** start of DATA FOR THE TASK **

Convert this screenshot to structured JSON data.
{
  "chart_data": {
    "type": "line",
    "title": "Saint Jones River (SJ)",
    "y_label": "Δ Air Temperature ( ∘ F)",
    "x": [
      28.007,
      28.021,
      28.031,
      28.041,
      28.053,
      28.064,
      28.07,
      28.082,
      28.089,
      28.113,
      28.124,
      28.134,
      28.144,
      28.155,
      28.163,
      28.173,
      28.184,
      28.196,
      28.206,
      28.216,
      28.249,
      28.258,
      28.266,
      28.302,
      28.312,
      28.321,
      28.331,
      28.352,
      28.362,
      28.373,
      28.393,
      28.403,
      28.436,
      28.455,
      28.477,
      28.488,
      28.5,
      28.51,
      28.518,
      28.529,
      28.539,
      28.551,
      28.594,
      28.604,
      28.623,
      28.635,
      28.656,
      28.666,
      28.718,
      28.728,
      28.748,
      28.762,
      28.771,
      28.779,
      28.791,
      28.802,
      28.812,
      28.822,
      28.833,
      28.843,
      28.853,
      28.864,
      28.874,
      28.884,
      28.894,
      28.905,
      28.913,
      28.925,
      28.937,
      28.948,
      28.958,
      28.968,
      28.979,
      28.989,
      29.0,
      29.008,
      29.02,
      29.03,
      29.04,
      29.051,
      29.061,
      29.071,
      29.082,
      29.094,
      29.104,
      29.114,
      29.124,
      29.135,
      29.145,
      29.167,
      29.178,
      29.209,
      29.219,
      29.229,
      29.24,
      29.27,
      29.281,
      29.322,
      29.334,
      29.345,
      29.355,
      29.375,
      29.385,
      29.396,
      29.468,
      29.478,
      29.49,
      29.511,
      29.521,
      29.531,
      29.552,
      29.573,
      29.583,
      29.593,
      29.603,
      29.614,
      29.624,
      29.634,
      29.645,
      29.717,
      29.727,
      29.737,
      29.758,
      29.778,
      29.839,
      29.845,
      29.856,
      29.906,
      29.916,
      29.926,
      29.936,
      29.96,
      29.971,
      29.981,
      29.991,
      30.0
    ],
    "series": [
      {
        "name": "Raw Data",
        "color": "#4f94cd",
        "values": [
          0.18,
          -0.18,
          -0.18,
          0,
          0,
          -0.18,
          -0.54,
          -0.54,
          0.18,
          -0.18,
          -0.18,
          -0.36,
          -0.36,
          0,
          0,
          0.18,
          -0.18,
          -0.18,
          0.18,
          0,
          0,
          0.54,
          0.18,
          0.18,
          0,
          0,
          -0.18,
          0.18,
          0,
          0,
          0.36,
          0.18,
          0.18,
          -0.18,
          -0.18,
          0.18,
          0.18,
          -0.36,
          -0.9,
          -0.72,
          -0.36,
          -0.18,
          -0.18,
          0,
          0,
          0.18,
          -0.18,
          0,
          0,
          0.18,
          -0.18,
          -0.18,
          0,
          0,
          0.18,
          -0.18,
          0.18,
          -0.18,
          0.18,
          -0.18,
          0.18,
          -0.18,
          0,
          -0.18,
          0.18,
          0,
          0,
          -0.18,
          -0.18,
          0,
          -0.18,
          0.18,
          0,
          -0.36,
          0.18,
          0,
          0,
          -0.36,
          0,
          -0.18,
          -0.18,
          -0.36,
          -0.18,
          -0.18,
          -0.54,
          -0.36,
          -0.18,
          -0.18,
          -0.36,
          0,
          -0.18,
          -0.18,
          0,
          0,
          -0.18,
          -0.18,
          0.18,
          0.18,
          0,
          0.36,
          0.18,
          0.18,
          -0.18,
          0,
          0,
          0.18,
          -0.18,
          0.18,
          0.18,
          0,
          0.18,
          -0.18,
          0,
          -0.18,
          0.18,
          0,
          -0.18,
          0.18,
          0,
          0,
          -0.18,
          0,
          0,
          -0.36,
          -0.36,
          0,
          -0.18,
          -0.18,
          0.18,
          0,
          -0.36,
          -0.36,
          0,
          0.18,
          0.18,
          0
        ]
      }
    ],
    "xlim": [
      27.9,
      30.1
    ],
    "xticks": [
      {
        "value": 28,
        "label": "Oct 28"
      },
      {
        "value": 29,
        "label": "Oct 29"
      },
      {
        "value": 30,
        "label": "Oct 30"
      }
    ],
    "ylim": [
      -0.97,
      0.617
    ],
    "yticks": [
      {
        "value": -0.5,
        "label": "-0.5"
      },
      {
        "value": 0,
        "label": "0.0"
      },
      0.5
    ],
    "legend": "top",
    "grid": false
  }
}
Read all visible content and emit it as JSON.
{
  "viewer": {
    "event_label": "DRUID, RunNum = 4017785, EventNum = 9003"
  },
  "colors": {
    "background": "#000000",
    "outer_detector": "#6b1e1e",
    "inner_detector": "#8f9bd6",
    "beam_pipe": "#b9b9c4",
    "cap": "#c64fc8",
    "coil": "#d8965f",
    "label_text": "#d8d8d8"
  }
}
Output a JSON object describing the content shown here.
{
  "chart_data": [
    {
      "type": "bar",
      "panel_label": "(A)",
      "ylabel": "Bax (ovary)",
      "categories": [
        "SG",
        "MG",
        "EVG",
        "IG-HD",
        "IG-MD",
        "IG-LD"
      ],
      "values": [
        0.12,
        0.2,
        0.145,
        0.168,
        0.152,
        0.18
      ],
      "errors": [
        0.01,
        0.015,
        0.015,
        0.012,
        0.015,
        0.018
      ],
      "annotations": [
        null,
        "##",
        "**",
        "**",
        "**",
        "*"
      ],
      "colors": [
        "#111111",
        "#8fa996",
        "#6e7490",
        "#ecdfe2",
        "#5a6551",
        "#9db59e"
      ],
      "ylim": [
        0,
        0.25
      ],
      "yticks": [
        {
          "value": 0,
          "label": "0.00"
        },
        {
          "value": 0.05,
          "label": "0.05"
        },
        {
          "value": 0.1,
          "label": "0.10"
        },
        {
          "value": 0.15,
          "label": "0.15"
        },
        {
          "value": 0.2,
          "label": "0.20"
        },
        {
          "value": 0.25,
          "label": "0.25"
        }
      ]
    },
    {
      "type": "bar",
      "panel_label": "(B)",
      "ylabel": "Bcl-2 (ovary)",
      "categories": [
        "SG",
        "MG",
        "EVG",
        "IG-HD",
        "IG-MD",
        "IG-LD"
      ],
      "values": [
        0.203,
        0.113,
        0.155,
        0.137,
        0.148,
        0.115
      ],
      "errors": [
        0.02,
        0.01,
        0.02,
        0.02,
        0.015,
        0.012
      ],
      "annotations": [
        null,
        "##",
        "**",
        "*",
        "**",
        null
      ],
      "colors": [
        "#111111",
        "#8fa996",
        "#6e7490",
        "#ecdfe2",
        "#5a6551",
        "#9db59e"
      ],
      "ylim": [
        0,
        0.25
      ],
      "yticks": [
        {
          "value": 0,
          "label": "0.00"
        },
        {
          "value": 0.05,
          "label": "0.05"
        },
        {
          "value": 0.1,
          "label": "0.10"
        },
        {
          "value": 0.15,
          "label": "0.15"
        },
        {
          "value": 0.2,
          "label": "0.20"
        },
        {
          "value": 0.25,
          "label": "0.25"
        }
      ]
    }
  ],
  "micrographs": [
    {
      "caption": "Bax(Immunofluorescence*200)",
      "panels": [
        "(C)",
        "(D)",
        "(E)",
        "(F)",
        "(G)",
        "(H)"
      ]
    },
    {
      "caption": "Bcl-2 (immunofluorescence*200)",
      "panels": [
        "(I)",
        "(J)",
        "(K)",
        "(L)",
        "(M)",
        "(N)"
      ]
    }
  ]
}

** end of DATA FOR THE TASK **

■ TASK INSTRUCTIONS
Reproduce the records above exactly as they appear.

■ TASK SOLUTION
Convert this screenshot to structured JSON data.
{
  "chart_data": {
    "type": "line",
    "title": "Saint Jones River (SJ)",
    "y_label": "Δ Air Temperature ( ∘ F)",
    "x": [
      28.007,
      28.021,
      28.031,
      28.041,
      28.053,
      28.064,
      28.07,
      28.082,
      28.089,
      28.113,
      28.124,
      28.134,
      28.144,
      28.155,
      28.163,
      28.173,
      28.184,
      28.196,
      28.206,
      28.216,
      28.249,
      28.258,
      28.266,
      28.302,
      28.312,
      28.321,
      28.331,
      28.352,
      28.362,
      28.373,
      28.393,
      28.403,
      28.436,
      28.455,
      28.477,
      28.488,
      28.5,
      28.51,
      28.518,
      28.529,
      28.539,
      28.551,
      28.594,
      28.604,
      28.623,
      28.635,
      28.656,
      28.666,
      28.718,
      28.728,
      28.748,
      28.762,
      28.771,
      28.779,
      28.791,
      28.802,
      28.812,
      28.822,
      28.833,
      28.843,
      28.853,
      28.864,
      28.874,
      28.884,
      28.894,
      28.905,
      28.913,
      28.925,
      28.937,
      28.948,
      28.958,
      28.968,
      28.979,
      28.989,
      29.0,
      29.008,
      29.02,
      29.03,
      29.04,
      29.051,
      29.061,
      29.071,
      29.082,
      29.094,
      29.104,
      29.114,
      29.124,
      29.135,
      29.145,
      29.167,
      29.178,
      29.209,
      29.219,
      29.229,
      29.24,
      29.27,
      29.281,
      29.322,
      29.334,
      29.345,
      29.355,
      29.375,
      29.385,
      29.396,
      29.468,
      29.478,
      29.49,
      29.511,
      29.521,
      29.531,
      29.552,
      29.573,
      29.583,
      29.593,
      29.603,
      29.614,
      29.624,
      29.634,
      29.645,
      29.717,
      29.727,
      29.737,
      29.758,
      29.778,
      29.839,
      29.845,
      29.856,
      29.906,
      29.916,
      29.926,
      29.936,
      29.96,
      29.971,
      29.981,
      29.991,
      30.0
    ],
    "series": [
      {
        "name": "Raw Data",
        "color": "#4f94cd",
        "values": [
          0.18,
          -0.18,
          -0.18,
          0,
          0,
          -0.18,
          -0.54,
          -0.54,
          0.18,
          -0.18,
          -0.18,
          -0.36,
          -0.36,
          0,
          0,
          0.18,
          -0.18,
          -0.18,
          0.18,
          0,
          0,
          0.54,
          0.18,
          0.18,
          0,
          0,
          -0.18,
          0.18,
          0,
          0,
          0.36,
          0.18,
          0.18,
          -0.18,
          -0.18,
          0.18,
          0.18,
          -0.36,
          -0.9,
          -0.72,
          -0.36,
          -0.18,
          -0.18,
          0,
          0,
          0.18,
          -0.18,
          0,
          0,
          0.18,
          -0.18,
          -0.18,
          0,
          0,
          0.18,
          -0.18,
          0.18,
          -0.18,
          0.18,
          -0.18,
          0.18,
          -0.18,
          0,
          -0.18,
          0.18,
          0,
          0,
          -0.18,
          -0.18,
          0,
          -0.18,
          0.18,
          0,
          -0.36,
          0.18,
          0,
          0,
          -0.36,
          0,
          -0.18,
          -0.18,
          -0.36,
          -0.18,
          -0.18,
          -0.54,
          -0.36,
          -0.18,
          -0.18,
          -0.36,
          0,
          -0.18,
          -0.18,
          0,
          0,
          -0.18,
          -0.18,
          0.18,
          0.18,
          0,
          0.36,
          0.18,
          0.18,
          -0.18,
          0,
          0,
          0.18,
          -0.18,
          0.18,
          0.18,
          0,
          0.18,
          -0.18,
          0,
          -0.18,
          0.18,
          0,
          -0.18,
          0.18,
          0,
          0,
          -0.18,
          0,
          0,
          -0.36,
          -0.36,
          0,
          -0.18,
          -0.18,
          0.18,
          0,
          -0.36,
          -0.36,
          0,
          0.18,
          0.18,
          0
        ]
      }
    ],
    "xlim": [
      27.9,
      30.1
    ],
    "xticks": [
      {
        "value": 28,
        "label": "Oct 28"
      },
      {
        "value": 29,
        "label": "Oct 29"
      },
      {
        "value": 30,
        "label": "Oct 30"
      }
    ],
    "ylim": [
      -0.97,
      0.617
    ],
    "yticks": [
      {
        "value": -0.5,
        "label": "-0.5"
      },
      {
        "value": 0,
        "label": "0.0"
      },
      0.5
    ],
    "legend": "top",
    "grid": false
  }
}
Read all visible content and emit it as JSON.
{
  "viewer": {
    "event_label": "DRUID, RunNum = 4017785, EventNum = 9003"
  },
  "colors": {
    "background": "#000000",
    "outer_detector": "#6b1e1e",
    "inner_detector": "#8f9bd6",
    "beam_pipe": "#b9b9c4",
    "cap": "#c64fc8",
    "coil": "#d8965f",
    "label_text": "#d8d8d8"
  }
}
Output a JSON object describing the content shown here.
{
  "chart_data": [
    {
      "type": "bar",
      "panel_label": "(A)",
      "ylabel": "Bax (ovary)",
      "categories": [
        "SG",
        "MG",
        "EVG",
        "IG-HD",
        "IG-MD",
        "IG-LD"
      ],
      "values": [
        0.12,
        0.2,
        0.145,
        0.168,
        0.152,
        0.18
      ],
      "errors": [
        0.01,
        0.015,
        0.015,
        0.012,
        0.015,
        0.018
      ],
      "annotations": [
        null,
        "##",
        "**",
        "**",
        "**",
        "*"
      ],
      "colors": [
        "#111111",
        "#8fa996",
        "#6e7490",
        "#ecdfe2",
        "#5a6551",
        "#9db59e"
      ],
      "ylim": [
        0,
        0.25
      ],
      "yticks": [
        {
          "value": 0,
          "label": "0.00"
        },
        {
          "value": 0.05,
          "label": "0.05"
        },
        {
          "value": 0.1,
          "label": "0.10"
        },
        {
          "value": 0.15,
          "label": "0.15"
        },
        {
          "value": 0.2,
          "label": "0.20"
        },
        {
          "value": 0.25,
          "label": "0.25"
        }
      ]
    },
    {
      "type": "bar",
      "panel_label": "(B)",
      "ylabel": "Bcl-2 (ovary)",
      "categories": [
        "SG",
        "MG",
        "EVG",
        "IG-HD",
        "IG-MD",
        "IG-LD"
      ],
      "values": [
        0.203,
        0.113,
        0.155,
        0.137,
        0.148,
        0.115
      ],
      "errors": [
        0.02,
        0.01,
        0.02,
        0.02,
        0.015,
        0.012
      ],
      "annotations": [
        null,
        "##",
        "**",
        "*",
        "**",
        null
      ],
      "colors": [
        "#111111",
        "#8fa996",
        "#6e7490",
        "#ecdfe2",
        "#5a6551",
        "#9db59e"
      ],
      "ylim": [
        0,
        0.25
      ],
      "yticks": [
        {
          "value": 0,
          "label": "0.00"
        },
        {
          "value": 0.05,
          "label": "0.05"
        },
        {
          "value": 0.1,
          "label": "0.10"
        },
        {
          "value": 0.15,
          "label": "0.15"
        },
        {
          "value": 0.2,
          "label": "0.20"
        },
        {
          "value": 0.25,
          "label": "0.25"
        }
      ]
    }
  ],
  "micrographs": [
    {
      "caption": "Bax(Immunofluorescence*200)",
      "panels": [
        "(C)",
        "(D)",
        "(E)",
        "(F)",
        "(G)",
        "(H)"
      ]
    },
    {
      "caption": "Bcl-2 (immunofluorescence*200)",
      "panels": [
        "(I)",
        "(J)",
        "(K)",
        "(L)",
        "(M)",
        "(N)"
      ]
    }
  ]
}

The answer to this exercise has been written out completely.